··· Text segment
Experimental paradigm and stimuli. On each trial (a), the prime appeared for 33 ms. It was preceded and followed by either two masks (Experiments 1 and 2; shown here) or one mask (Experiment 3; not shown here). The first backward mask was presented with six colorful squares that overlapped its edges and extended its boundaries. This sequence repeated either three times (Experiments 1 and 2) or once (Experiment 3) and was followed by an unmasked target that appeared for 33 ms (Experiments 1 and 3) or 500 ms (Experiment 2), at either a reduced or full contrast. Then questions were presented following a blank interval. In the main session, subjects were asked to classify whether the target was weird or normal, rate prime visibility on a 4-point scale, and report whether the prime was weird or not. In both the calibration and visibility posttest conditions, subjects reported whether the prime was upright or inverted, and then rated its visibility. The enlarged examples (b) show congruent and incongruent versions of both a prime and a target.
Experiment 3 tested whether the results could be explained by habituation effects stemming from the repeated presentation of the prime. Thus, in that experiment, the sequence was presented only once. After this stimulation sequence, a target image appeared for either 33 ms (Experiments 1 and 3) or 500 ms (Experiment 2) at a contrast of 0.5 (Experiments 1 and 3) or 1.0 (Experiment 2). In all experiments, the target was not masked and thus always visible, but in Experiments 1 and 3, its visibility was substantially reduced given the short presentation duration and the lower contrast. The target was followed by a 17-ms blank ISI, after which a series of questions appeared, defined according to each experimental session.
Calibration
The calibration phase was designed to determine prime and mask contrasts (defined by image transparency using MATLAB’s alpha function) for each subject separately, in order to reach the highest contrast of the prime for which subjects were still at chance performance. It included 72 trials in which primes were presented either upright or inverted (randomly intermixed, with the constraint that prime orientation was never the same in four consecutive trials). A staircase procedure (Levitt, 1971) was used, in which the initial mask’s contrast was set to 0.85 (Experiments 1 and 3) and 1.0 (Experiment 2), the initial prime contrast was set to 0.7 (Experiments 1 and 3) and 0.5 (Experiment 2), and the lowest possible prime contrast was set to 0.4 (Experiments 1, 2, and 3). Masks and prime contrasts were changed on the basis of subjects’ performance on an orientation judgment task, in which they had to determine whether the prime image was upright or inverted (for further details, see Mudrik & Koch, 2013). Across subjects, the averaged mask contrast was 0.98 (SD = 0.06), 0.96 (SD = 0.08), and 0.96 (SD = 0.08) and averaged prime contrast was 0.48 (SD = 0.08), 0.45 (SD = 0.04), and 0.56 (SD = 0.11), for Experiments 1, 2, and 3, respectively.
······
··· Data extract
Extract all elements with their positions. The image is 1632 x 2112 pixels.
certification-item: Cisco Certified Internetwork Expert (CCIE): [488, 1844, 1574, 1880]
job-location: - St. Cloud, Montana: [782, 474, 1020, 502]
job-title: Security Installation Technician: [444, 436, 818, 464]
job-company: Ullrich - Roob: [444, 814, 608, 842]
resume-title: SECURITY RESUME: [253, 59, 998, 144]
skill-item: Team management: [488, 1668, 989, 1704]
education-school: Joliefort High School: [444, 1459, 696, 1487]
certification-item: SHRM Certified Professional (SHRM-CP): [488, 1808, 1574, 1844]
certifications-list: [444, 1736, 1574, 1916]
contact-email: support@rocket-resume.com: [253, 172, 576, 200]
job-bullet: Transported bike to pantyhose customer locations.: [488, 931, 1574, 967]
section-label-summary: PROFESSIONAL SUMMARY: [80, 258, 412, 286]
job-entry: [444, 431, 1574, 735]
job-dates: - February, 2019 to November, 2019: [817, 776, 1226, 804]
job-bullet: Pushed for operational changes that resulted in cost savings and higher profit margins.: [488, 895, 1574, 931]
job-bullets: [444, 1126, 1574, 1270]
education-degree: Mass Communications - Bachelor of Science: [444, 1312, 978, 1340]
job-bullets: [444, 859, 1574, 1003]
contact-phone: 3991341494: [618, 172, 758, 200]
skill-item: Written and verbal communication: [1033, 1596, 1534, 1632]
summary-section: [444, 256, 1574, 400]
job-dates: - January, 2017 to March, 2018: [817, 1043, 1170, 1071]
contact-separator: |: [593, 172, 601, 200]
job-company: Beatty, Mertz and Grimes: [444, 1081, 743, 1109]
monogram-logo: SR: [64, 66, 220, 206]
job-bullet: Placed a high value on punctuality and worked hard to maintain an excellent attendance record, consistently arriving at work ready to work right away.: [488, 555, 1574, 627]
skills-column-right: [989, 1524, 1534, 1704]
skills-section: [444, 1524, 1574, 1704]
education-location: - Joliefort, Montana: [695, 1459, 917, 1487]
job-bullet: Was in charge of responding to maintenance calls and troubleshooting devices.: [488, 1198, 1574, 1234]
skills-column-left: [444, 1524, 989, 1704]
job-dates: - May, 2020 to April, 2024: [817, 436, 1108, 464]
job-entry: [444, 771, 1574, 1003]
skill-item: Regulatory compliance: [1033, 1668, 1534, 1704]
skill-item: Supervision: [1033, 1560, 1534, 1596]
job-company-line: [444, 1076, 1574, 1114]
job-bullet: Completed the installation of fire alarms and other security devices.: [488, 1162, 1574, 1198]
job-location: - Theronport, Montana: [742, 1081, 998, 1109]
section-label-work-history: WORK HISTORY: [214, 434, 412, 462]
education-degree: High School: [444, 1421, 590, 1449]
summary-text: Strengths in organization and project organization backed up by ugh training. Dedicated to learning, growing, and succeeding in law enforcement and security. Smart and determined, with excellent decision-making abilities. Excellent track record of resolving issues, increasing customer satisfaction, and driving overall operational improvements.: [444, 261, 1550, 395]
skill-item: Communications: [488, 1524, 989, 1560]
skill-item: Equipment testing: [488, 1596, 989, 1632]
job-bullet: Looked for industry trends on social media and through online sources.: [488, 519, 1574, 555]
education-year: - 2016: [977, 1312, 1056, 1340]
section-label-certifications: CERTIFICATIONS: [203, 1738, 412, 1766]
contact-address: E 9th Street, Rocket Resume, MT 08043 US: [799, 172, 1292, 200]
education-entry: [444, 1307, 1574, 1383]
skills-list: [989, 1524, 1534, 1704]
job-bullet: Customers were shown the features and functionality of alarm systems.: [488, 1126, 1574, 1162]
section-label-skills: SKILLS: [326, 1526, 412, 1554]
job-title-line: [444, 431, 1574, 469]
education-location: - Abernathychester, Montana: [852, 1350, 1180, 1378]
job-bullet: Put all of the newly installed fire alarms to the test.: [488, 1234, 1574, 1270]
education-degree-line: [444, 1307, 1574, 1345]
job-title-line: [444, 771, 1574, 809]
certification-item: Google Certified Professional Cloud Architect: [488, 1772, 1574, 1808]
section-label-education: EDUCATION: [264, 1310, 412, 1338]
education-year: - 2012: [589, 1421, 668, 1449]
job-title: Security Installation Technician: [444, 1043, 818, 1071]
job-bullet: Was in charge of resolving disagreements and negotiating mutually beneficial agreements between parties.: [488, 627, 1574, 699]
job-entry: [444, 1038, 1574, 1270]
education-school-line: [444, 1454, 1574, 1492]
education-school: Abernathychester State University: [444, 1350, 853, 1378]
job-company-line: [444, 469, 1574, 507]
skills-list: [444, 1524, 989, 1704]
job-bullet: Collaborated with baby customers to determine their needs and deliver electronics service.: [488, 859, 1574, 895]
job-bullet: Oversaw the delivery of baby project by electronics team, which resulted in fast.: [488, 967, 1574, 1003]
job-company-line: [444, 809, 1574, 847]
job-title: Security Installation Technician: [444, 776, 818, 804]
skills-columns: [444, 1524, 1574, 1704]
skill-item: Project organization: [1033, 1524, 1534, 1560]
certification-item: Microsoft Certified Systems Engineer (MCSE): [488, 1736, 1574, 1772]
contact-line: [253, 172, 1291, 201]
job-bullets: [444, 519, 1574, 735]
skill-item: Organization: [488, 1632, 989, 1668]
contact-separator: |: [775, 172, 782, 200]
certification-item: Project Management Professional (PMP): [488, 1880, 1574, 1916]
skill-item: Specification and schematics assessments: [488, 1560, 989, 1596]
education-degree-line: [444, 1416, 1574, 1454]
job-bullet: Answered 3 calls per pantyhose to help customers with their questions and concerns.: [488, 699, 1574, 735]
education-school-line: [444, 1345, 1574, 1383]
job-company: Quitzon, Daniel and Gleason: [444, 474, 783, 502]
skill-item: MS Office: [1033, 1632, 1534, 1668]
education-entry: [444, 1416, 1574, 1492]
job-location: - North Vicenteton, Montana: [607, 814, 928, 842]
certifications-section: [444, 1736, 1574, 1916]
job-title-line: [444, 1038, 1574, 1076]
······
(Request A)
In the priming passage, how many trials did the calibration phase include?
(Request B)
Please write out the part of the listing that opens with its first line and closes with the line containing "summary-section: [444, 256, 1574, 400]".
The priming passage and the listing have nothing to do with each other.

(Correct answer A)
72 trials.

(Correct answer B)
Extract all elements with their positions. The image is 1632 x 2112 pixels.
certification-item: Cisco Certified Internetwork Expert (CCIE): [488, 1844, 1574, 1880]
job-location: - St. Cloud, Montana: [782, 474, 1020, 502]
job-title: Security Installation Technician: [444, 436, 818, 464]
job-company: Ullrich - Roob: [444, 814, 608, 842]
resume-title: SECURITY RESUME: [253, 59, 998, 144]
skill-item: Team management: [488, 1668, 989, 1704]
education-school: Joliefort High School: [444, 1459, 696, 1487]
certification-item: SHRM Certified Professional (SHRM-CP): [488, 1808, 1574, 1844]
certifications-list: [444, 1736, 1574, 1916]
contact-email: support@rocket-resume.com: [253, 172, 576, 200]
job-bullet: Transported bike to pantyhose customer locations.: [488, 931, 1574, 967]
section-label-summary: PROFESSIONAL SUMMARY: [80, 258, 412, 286]
job-entry: [444, 431, 1574, 735]
job-dates: - February, 2019 to November, 2019: [817, 776, 1226, 804]
job-bullet: Pushed for operational changes that resulted in cost savings and higher profit margins.: [488, 895, 1574, 931]
job-bullets: [444, 1126, 1574, 1270]
education-degree: Mass Communications - Bachelor of Science: [444, 1312, 978, 1340]
job-bullets: [444, 859, 1574, 1003]
contact-phone: 3991341494: [618, 172, 758, 200]
skill-item: Written and verbal communication: [1033, 1596, 1534, 1632]
summary-section: [444, 256, 1574, 400]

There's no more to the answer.